- Task to complete
Every line below should be repeated exactly.

- Data shown
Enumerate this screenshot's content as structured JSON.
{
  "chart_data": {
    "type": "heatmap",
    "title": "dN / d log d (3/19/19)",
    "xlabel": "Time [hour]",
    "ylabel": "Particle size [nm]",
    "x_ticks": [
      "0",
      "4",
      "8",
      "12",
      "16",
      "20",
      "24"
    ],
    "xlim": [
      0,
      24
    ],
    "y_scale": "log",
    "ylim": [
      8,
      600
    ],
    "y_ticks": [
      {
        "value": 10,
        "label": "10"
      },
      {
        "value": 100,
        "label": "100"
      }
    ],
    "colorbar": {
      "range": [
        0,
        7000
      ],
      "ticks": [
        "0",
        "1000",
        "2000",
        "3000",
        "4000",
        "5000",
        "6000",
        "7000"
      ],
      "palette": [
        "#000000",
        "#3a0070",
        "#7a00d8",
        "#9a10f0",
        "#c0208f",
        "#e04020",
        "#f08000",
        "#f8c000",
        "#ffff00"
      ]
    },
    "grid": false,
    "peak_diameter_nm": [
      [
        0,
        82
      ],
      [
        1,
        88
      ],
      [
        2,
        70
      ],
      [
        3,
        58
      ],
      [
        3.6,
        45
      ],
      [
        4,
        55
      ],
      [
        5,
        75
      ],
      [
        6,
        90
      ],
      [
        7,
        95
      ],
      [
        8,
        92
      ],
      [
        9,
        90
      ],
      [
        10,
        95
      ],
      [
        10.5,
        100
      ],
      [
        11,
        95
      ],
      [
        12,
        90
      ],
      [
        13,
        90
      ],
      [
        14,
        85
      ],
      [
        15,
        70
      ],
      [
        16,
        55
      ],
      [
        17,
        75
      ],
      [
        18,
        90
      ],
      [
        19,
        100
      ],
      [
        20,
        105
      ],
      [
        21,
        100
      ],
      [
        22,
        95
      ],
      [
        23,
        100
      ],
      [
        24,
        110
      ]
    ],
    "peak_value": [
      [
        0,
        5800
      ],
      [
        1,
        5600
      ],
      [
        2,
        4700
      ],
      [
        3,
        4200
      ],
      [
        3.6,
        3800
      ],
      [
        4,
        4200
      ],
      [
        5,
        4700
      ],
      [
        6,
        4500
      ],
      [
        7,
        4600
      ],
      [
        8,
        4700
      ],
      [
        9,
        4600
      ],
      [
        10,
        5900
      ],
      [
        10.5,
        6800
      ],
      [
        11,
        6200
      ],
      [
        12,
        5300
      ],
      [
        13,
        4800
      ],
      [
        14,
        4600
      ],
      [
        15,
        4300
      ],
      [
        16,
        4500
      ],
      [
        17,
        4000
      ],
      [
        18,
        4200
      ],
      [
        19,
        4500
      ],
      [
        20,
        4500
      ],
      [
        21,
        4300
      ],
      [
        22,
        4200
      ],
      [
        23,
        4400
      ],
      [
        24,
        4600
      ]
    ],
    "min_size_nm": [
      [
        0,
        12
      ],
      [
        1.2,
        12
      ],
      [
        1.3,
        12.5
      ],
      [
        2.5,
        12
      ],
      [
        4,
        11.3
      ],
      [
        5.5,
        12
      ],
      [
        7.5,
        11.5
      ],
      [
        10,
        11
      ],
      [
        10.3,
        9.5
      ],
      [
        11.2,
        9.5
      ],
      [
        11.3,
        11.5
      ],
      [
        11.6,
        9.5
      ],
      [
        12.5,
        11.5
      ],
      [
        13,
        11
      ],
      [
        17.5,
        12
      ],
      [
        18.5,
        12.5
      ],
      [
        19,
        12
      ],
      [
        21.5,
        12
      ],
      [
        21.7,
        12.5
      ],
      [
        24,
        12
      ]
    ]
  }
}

- Written answer
Enumerate this screenshot's content as structured JSON.
{
  "chart_data": {
    "type": "heatmap",
    "title": "dN / d log d (3/19/19)",
    "xlabel": "Time [hour]",
    "ylabel": "Particle size [nm]",
    "x_ticks": [
      "0",
      "4",
      "8",
      "12",
      "16",
      "20",
      "24"
    ],
    "xlim": [
      0,
      24
    ],
    "y_scale": "log",
    "ylim": [
      8,
      600
    ],
    "y_ticks": [
      {
        "value": 10,
        "label": "10"
      },
      {
        "value": 100,
        "label": "100"
      }
    ],
    "colorbar": {
      "range": [
        0,
        7000
      ],
      "ticks": [
        "0",
        "1000",
        "2000",
        "3000",
        "4000",
        "5000",
        "6000",
        "7000"
      ],
      "palette": [
        "#000000",
        "#3a0070",
        "#7a00d8",
        "#9a10f0",
        "#c0208f",
        "#e04020",
        "#f08000",
        "#f8c000",
        "#ffff00"
      ]
    },
    "grid": false,
    "peak_diameter_nm": [
      [
        0,
        82
      ],
      [
        1,
        88
      ],
      [
        2,
        70
      ],
      [
        3,
        58
      ],
      [
        3.6,
        45
      ],
      [
        4,
        55
      ],
      [
        5,
        75
      ],
      [
        6,
        90
      ],
      [
        7,
        95
      ],
      [
        8,
        92
      ],
      [
        9,
        90
      ],
      [
        10,
        95
      ],
      [
        10.5,
        100
      ],
      [
        11,
        95
      ],
      [
        12,
        90
      ],
      [
        13,
        90
      ],
      [
        14,
        85
      ],
      [
        15,
        70
      ],
      [
        16,
        55
      ],
      [
        17,
        75
      ],
      [
        18,
        90
      ],
      [
        19,
        100
      ],
      [
        20,
        105
      ],
      [
        21,
        100
      ],
      [
        22,
        95
      ],
      [
        23,
        100
      ],
      [
        24,
        110
      ]
    ],
    "peak_value": [
      [
        0,
        5800
      ],
      [
        1,
        5600
      ],
      [
        2,
        4700
      ],
      [
        3,
        4200
      ],
      [
        3.6,
        3800
      ],
      [
        4,
        4200
      ],
      [
        5,
        4700
      ],
      [
        6,
        4500
      ],
      [
        7,
        4600
      ],
      [
        8,
        4700
      ],
      [
        9,
        4600
      ],
      [
        10,
        5900
      ],
      [
        10.5,
        6800
      ],
      [
        11,
        6200
      ],
      [
        12,
        5300
      ],
      [
        13,
        4800
      ],
      [
        14,
        4600
      ],
      [
        15,
        4300
      ],
      [
        16,
        4500
      ],
      [
        17,
        4000
      ],
      [
        18,
        4200
      ],
      [
        19,
        4500
      ],
      [
        20,
        4500
      ],
      [
        21,
        4300
      ],
      [
        22,
        4200
      ],
      [
        23,
        4400
      ],
      [
        24,
        4600
      ]
    ],
    "min_size_nm": [
      [
        0,
        12
      ],
      [
        1.2,
        12
      ],
      [
        1.3,
        12.5
      ],
      [
        2.5,
        12
      ],
      [
        4,
        11.3
      ],
      [
        5.5,
        12
      ],
      [
        7.5,
        11.5
      ],
      [
        10,
        11
      ],
      [
        10.3,
        9.5
      ],
      [
        11.2,
        9.5
      ],
      [
        11.3,
        11.5
      ],
      [
        11.6,
        9.5
      ],
      [
        12.5,
        11.5
      ],
      [
        13,
        11
      ],
      [
        17.5,
        12
      ],
      [
        18.5,
        12.5
      ],
      [
        19,
        12
      ],
      [
        21.5,
        12
      ],
      [
        21.7,
        12.5
      ],
      [
        24,
        12
      ]
    ]
  }
}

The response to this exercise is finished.